Your objective – Would you return all of this data exactly, leaving nothing out?

— begin Task material —

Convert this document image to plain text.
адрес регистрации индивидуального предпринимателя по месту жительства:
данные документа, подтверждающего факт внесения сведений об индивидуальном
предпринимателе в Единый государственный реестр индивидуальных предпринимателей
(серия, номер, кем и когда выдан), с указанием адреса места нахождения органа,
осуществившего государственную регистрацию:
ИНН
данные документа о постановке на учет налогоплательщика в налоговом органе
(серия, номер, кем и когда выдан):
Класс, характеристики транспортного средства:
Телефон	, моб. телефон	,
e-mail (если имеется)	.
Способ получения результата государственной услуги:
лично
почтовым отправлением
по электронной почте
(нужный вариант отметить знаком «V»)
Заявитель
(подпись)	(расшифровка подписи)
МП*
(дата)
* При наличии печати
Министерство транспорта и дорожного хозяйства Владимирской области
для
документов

— end Task material —

The answer –
Convert this document image to plain text.
адрес регистрации индивидуального предпринимателя по месту жительства:
данные документа, подтверждающего факт внесения сведений об индивидуальном
предпринимателе в Единый государственный реестр индивидуальных предпринимателей
(серия, номер, кем и когда выдан), с указанием адреса места нахождения органа,
осуществившего государственную регистрацию:
ИНН
данные документа о постановке на учет налогоплательщика в налоговом органе
(серия, номер, кем и когда выдан):
Класс, характеристики транспортного средства:
Телефон	, моб. телефон	,
e-mail (если имеется)	.
Способ получения результата государственной услуги:
лично
почтовым отправлением
по электронной почте
(нужный вариант отметить знаком «V»)
Заявитель
(подпись)	(расшифровка подписи)
МП*
(дата)
* При наличии печати
Министерство транспорта и дорожного хозяйства Владимирской области
для
документов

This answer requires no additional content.